Stored items from a collection
+ + +
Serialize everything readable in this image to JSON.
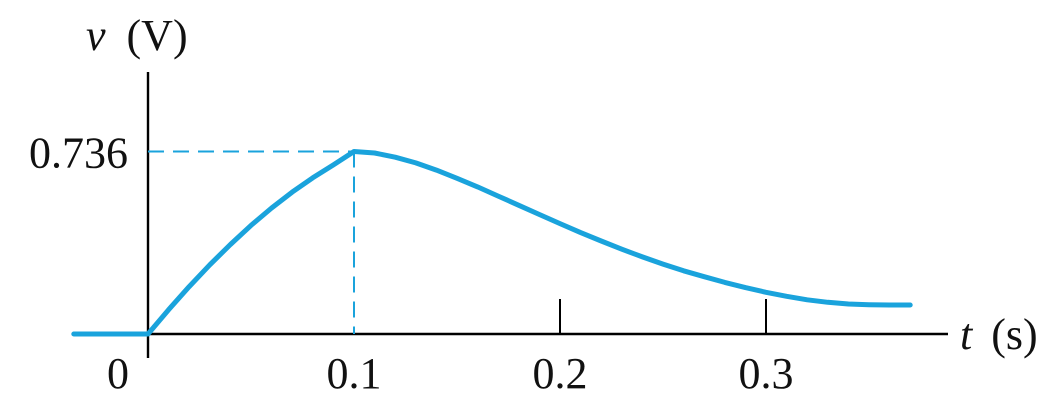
{
  "chart_data": {
    "type": "line",
    "xlabel_var": "t",
    "xlabel_unit": "(s)",
    "ylabel_var": "v",
    "ylabel_unit": "(V)",
    "x_ticks": [
      "0",
      "0.1",
      "0.2",
      "0.3"
    ],
    "x_tick_values": [
      0,
      0.1,
      0.2,
      0.3
    ],
    "y_ticks": [
      "0.736"
    ],
    "y_tick_values": [
      0.736
    ],
    "xlim": [
      -0.036,
      0.385
    ],
    "ylim": [
      0,
      1.0
    ],
    "peak": {
      "x": 0.1,
      "y": 0.736
    },
    "series": [
      {
        "x": [
          -0.036,
          0,
          0.01,
          0.02,
          0.03,
          0.04,
          0.05,
          0.06,
          0.07,
          0.08,
          0.09,
          0.1,
          0.11,
          0.12,
          0.13,
          0.14,
          0.15,
          0.16,
          0.17,
          0.18,
          0.19,
          0.2,
          0.21,
          0.22,
          0.23,
          0.24,
          0.25,
          0.26,
          0.27,
          0.28,
          0.29,
          0.3,
          0.31,
          0.32,
          0.33,
          0.34,
          0.35,
          0.36,
          0.37
        ],
        "y": [
          0,
          0,
          0.098,
          0.191,
          0.279,
          0.361,
          0.438,
          0.508,
          0.572,
          0.63,
          0.682,
          0.736,
          0.73,
          0.713,
          0.69,
          0.661,
          0.628,
          0.593,
          0.556,
          0.519,
          0.482,
          0.445,
          0.409,
          0.375,
          0.342,
          0.311,
          0.282,
          0.255,
          0.231,
          0.208,
          0.187,
          0.168,
          0.152,
          0.138,
          0.128,
          0.121,
          0.118,
          0.117,
          0.117
        ]
      }
    ]
  },
  "colors": {
    "curve": "#1aa3dc",
    "guide": "#1aa3dc",
    "axis": "#000000"
  }
}
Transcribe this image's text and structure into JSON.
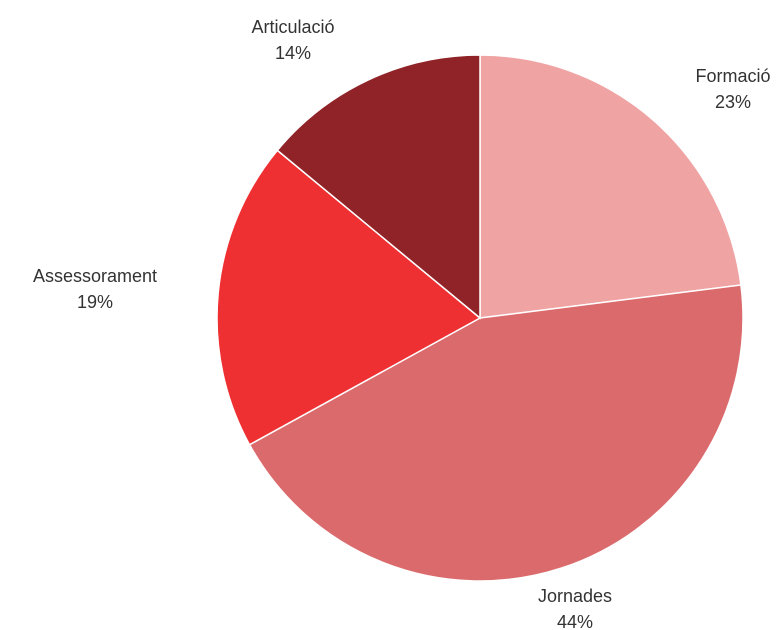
{
  "chart_data": {
    "type": "pie",
    "start_angle_deg": 0,
    "direction": "clockwise",
    "slices": [
      {
        "label": "Formació",
        "value": 23,
        "display": "23%",
        "color": "#f0a3a3"
      },
      {
        "label": "Jornades",
        "value": 44,
        "display": "44%",
        "color": "#db6a6c"
      },
      {
        "label": "Assessorament",
        "value": 19,
        "display": "19%",
        "color": "#ee3033"
      },
      {
        "label": "Articulació",
        "value": 14,
        "display": "14%",
        "color": "#8f2327"
      }
    ]
  }
}
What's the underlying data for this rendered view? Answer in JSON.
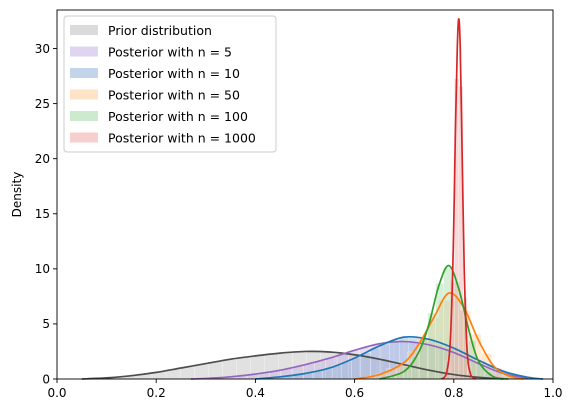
+ + +
* PROBLEM TO WORK ON *
In the entries above, find the lines containing the word "this" and say how many there are, with no other words.

* THE COMPLETED TASK *
3